### ФРАГМЕНТ ТЕКСТА
В норвежской литературе мир Юхана Фалькбергета - это мир совершенно особенный. Залитые неистовым светом горы, глубокий сумрак рудников. Полны контрастов и сотворенные им человеческие характеры, представшие нам во всей их безыскусной неистовости. Подобно тому как его богатая напряженнейшим и разнообразнейшим трудом жизнь предстает в поистине монументальном цикле романов "Ночной хлеб". Названиями романов - "Ан-Магритт", "Лемех плуга", "Юханнес" и, наконец, "Пути любви" - обрисован сюжет тетралогии. Однако, несмотря на многоплановость повествования, в памяти на протяжении всего цикла неизменно звучат два слова - "Ночной хлеб", скорбный подтекст всего происходящего. Прозвищем Quintus 1 наделил народ далекого от него короля Кристиана V, в чье правление и развертывается действие романа. Король здесь - фигура чисто условная, условны и королевские наместники, и государственный аппарат, чужды и непонятны они жителям Трённелага. Народу настолько нет дела до этих далеких от реальной жизни верхов, что он даже не испытывает к ним враждебности. Ведь все это так далеко - Копенгаген, Кристиания, патрицианский Амстердам... все это олицетворяет власть, капитал, нечестную игру в угоду собственной судьбе, в этой игре простые люди всего лишь пешки. Откроют ли рудник "Корнелия" после аварии? Пойдут ли на риск? Вот в чем вопрос, и, пожалуй, основной. Короче говоря, хлеб или голодная смерть? Вопрос предельно ясный. С уст народа не слетят такие громкие слова, как "свобода", "человеческое достоинство". У народа иные заботы: удастся ли ему добыть хотя бы черствую корку хлеба.

### ИСХОДНЫЕ ЗАПИСИ
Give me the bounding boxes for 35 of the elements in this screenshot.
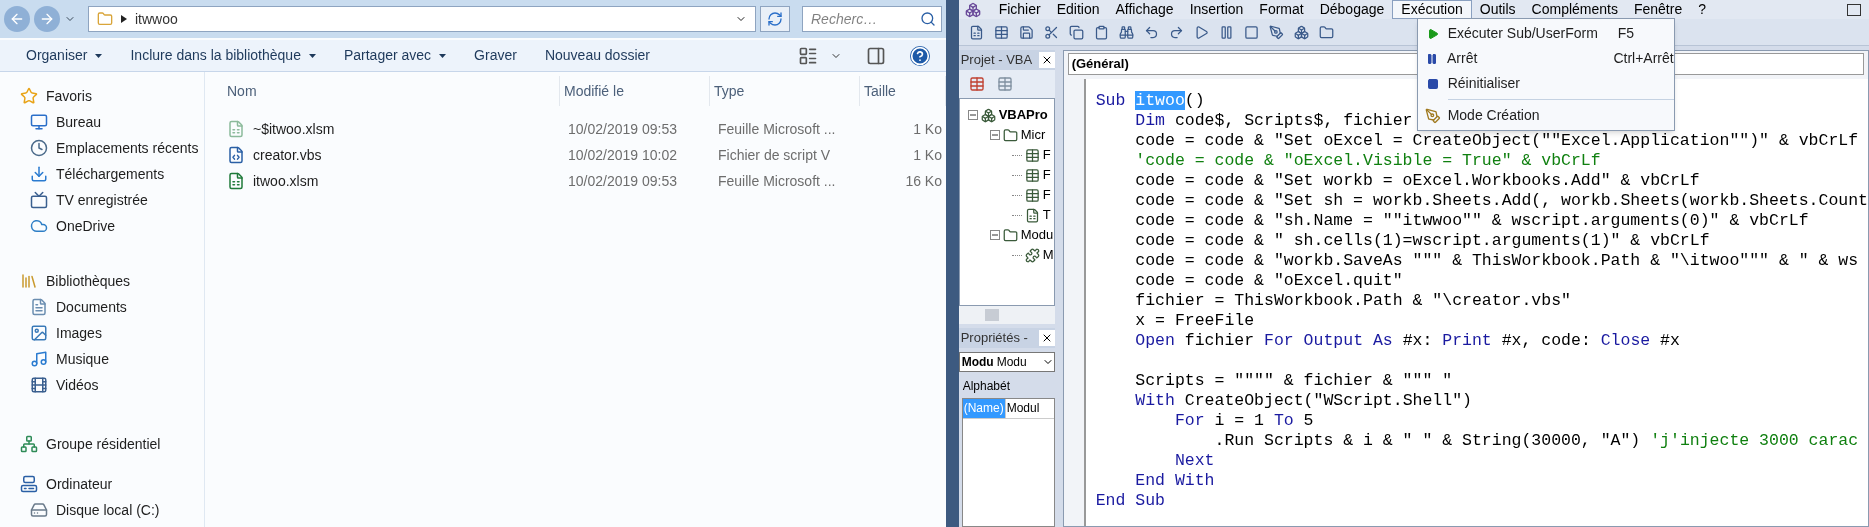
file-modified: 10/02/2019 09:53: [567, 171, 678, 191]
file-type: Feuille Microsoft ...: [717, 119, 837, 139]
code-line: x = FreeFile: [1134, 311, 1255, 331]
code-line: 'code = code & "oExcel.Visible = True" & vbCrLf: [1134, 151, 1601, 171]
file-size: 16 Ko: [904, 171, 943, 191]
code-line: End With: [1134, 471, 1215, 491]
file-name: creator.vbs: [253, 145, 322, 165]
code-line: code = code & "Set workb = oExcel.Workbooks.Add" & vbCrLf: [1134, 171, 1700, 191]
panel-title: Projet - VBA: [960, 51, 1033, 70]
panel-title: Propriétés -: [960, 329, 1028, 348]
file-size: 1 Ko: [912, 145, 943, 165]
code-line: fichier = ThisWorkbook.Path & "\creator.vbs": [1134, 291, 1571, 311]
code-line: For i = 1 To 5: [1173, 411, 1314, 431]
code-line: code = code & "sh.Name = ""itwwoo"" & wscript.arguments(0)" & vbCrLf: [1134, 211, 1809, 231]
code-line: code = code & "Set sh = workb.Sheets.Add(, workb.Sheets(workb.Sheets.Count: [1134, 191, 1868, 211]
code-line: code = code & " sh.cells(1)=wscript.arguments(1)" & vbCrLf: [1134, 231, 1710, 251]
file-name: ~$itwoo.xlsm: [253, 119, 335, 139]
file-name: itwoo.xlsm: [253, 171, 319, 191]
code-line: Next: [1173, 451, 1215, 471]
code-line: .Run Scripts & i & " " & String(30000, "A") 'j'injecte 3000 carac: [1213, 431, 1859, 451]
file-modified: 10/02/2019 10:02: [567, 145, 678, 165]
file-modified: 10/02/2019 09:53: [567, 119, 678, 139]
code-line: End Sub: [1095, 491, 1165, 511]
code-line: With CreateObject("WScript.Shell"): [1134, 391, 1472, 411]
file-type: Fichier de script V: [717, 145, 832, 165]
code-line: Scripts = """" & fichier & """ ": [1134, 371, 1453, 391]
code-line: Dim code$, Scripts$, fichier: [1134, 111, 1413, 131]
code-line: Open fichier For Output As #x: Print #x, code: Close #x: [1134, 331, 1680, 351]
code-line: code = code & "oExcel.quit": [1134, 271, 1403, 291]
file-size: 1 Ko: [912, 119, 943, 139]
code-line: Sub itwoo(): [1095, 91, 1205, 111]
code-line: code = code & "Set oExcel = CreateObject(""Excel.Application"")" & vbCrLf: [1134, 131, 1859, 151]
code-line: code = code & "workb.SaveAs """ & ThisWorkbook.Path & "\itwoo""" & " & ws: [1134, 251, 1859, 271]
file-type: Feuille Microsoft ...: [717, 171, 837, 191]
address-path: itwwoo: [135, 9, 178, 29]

* * *

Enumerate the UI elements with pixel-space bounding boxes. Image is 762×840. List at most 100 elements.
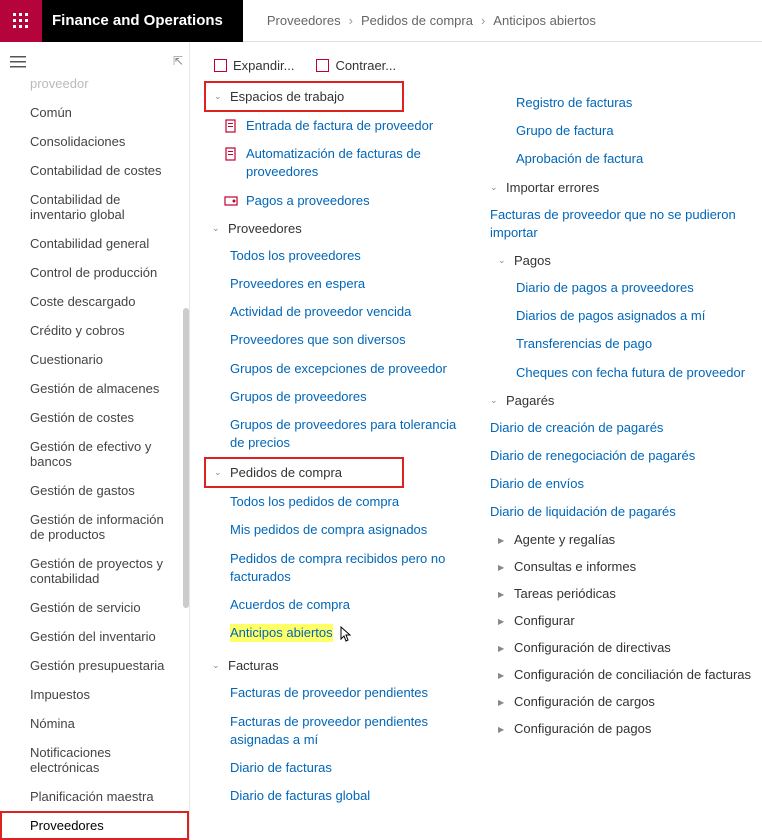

### ЗАДАНИЕ
Перечислите названия всех романов, которые, согласно фрагменту о Фалькбергете, обрисовывают сюжет тетралогии. Пожалуйста, опирайтесь только на фрагмент текста.

### ОТВЕТ
«Ан-Магритт», «Лемех плуга», «Юханнес», «Пути любви».